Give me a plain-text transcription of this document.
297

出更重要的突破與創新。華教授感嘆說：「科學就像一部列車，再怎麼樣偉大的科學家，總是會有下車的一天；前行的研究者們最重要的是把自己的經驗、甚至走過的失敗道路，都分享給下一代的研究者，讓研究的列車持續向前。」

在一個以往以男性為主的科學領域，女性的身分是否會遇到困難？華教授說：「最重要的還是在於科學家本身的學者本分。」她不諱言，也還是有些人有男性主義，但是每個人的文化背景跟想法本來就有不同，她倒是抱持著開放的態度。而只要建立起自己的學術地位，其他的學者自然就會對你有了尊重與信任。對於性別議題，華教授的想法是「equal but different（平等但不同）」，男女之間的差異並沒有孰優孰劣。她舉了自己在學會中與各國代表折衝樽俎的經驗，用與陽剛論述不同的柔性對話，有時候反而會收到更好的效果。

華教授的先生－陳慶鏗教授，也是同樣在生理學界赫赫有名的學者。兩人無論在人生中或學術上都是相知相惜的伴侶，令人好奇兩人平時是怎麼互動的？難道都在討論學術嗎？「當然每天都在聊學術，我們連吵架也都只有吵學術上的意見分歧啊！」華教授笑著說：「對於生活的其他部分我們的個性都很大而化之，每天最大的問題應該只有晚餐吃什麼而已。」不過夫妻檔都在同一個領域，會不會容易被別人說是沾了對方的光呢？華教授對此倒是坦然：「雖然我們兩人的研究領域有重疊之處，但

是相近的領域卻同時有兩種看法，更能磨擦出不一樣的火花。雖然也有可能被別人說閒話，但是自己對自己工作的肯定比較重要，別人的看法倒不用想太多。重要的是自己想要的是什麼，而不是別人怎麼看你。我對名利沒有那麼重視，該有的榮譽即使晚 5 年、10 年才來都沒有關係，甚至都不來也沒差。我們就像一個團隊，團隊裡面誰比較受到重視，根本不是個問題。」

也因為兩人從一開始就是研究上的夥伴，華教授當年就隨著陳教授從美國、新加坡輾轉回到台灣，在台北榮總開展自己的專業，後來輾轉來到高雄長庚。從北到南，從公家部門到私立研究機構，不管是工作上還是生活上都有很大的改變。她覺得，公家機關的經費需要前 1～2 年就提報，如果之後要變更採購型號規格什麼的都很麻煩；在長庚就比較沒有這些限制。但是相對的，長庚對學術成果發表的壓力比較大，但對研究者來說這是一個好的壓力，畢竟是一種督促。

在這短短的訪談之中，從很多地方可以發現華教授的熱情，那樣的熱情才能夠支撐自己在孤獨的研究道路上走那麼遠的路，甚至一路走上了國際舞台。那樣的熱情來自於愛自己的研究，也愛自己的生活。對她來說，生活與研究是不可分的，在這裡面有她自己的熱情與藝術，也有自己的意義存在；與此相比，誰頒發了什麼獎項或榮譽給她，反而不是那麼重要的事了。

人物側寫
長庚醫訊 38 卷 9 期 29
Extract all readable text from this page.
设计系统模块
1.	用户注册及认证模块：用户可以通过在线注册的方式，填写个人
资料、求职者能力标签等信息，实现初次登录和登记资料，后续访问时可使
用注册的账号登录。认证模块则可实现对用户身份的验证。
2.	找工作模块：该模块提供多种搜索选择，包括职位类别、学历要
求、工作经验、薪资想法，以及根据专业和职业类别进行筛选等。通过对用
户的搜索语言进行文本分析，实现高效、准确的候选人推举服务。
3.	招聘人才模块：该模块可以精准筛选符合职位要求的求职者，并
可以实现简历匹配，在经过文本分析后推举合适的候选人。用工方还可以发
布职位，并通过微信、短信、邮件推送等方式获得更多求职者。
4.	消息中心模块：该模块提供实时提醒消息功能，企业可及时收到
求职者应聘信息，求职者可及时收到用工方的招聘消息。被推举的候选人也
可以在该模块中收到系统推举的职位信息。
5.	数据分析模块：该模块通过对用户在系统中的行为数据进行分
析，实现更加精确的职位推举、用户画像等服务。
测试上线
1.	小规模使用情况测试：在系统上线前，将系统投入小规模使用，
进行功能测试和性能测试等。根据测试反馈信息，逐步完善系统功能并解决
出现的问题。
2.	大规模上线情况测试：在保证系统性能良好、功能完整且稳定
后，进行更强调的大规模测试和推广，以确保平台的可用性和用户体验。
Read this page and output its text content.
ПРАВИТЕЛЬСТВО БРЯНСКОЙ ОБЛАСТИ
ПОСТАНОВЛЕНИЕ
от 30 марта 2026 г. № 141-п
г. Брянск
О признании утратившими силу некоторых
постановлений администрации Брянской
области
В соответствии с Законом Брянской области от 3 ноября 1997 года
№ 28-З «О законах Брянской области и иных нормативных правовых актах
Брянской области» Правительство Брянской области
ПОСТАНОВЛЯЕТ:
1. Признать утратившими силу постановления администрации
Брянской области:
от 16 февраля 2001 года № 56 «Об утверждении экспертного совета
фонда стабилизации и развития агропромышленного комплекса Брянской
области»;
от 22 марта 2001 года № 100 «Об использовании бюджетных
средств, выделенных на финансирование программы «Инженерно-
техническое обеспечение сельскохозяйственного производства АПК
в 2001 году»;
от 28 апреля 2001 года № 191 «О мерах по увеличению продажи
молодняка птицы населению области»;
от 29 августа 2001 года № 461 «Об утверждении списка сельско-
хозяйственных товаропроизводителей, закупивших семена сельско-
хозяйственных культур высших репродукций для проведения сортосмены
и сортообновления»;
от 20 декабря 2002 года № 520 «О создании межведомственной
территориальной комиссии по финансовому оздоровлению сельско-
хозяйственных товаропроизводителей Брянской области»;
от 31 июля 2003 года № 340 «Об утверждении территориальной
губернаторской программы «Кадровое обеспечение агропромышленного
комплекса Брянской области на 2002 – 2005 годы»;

____

Report how many lines in the listing include the word "утверждении". Give nothing but the count.

3